> _YOUR TASK_:
Read through the records below and copy each line that uses the word "nouveaux".
==== TASK INPUTS
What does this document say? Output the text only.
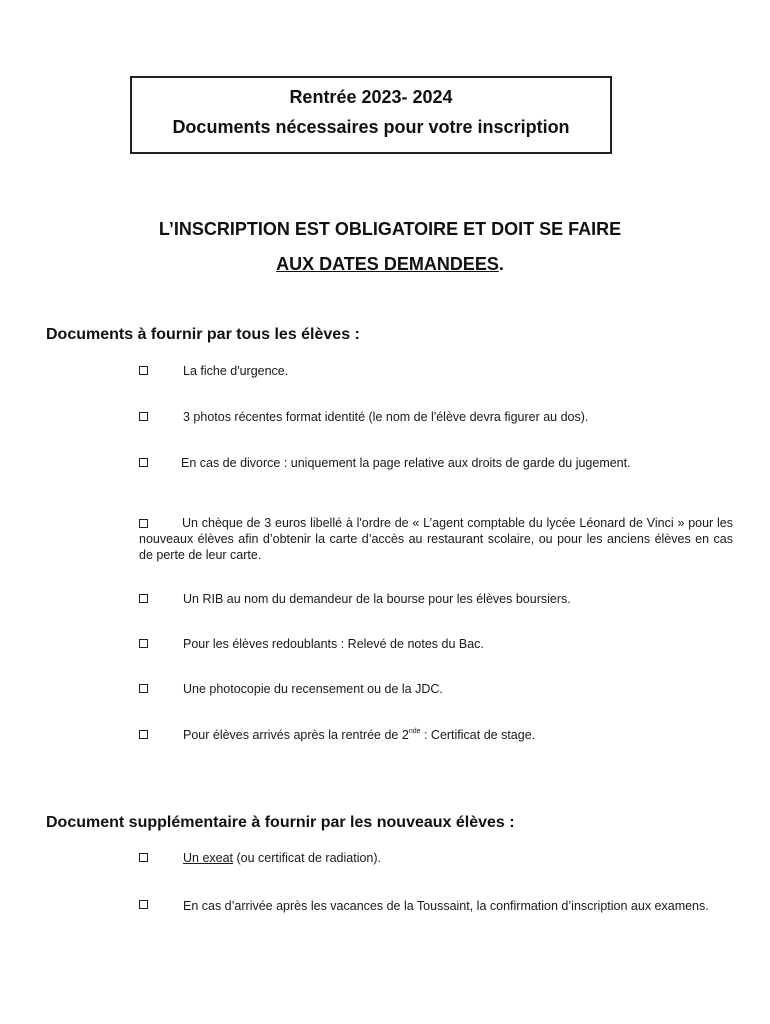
Rentrée 2023- 2024
Documents nécessaires pour votre inscription
L’INSCRIPTION EST OBLIGATOIRE ET DOIT SE FAIRE
AUX DATES DEMANDEES.
Documents à fournir par tous les élèves :
La fiche d'urgence.
3 photos récentes format identité (le nom de l'élève devra figurer au dos).
En cas de divorce : uniquement la page relative aux droits de garde du jugement.
Un chèque de 3 euros libellé à l'ordre de « L’agent comptable du lycée Léonard de Vinci » pour les nouveaux élèves afin d’obtenir la carte d’accès au restaurant scolaire, ou pour les anciens élèves en cas de perte de leur carte.
Un RIB au nom du demandeur de la bourse pour les élèves boursiers.
Pour les élèves redoublants : Relevé de notes du Bac.
Une photocopie du recensement ou de la JDC.
Pour élèves arrivés après la rentrée de 2nde : Certificat de stage.
Document supplémentaire à fournir par les nouveaux élèves :
Un exeat (ou certificat de radiation).
En cas d’arrivée après les vacances de la Toussaint, la confirmation d’inscription aux examens.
========
> _EXERCISE SOLUTION_:
Un chèque de 3 euros libellé à l'ordre de « L’agent comptable du lycée Léonard de Vinci » pour les nouveaux élèves afin d’obtenir la carte d’accès au restaurant scolaire, ou pour les anciens élèves en cas de perte de leur carte.
Document supplémentaire à fournir par les nouveaux élèves :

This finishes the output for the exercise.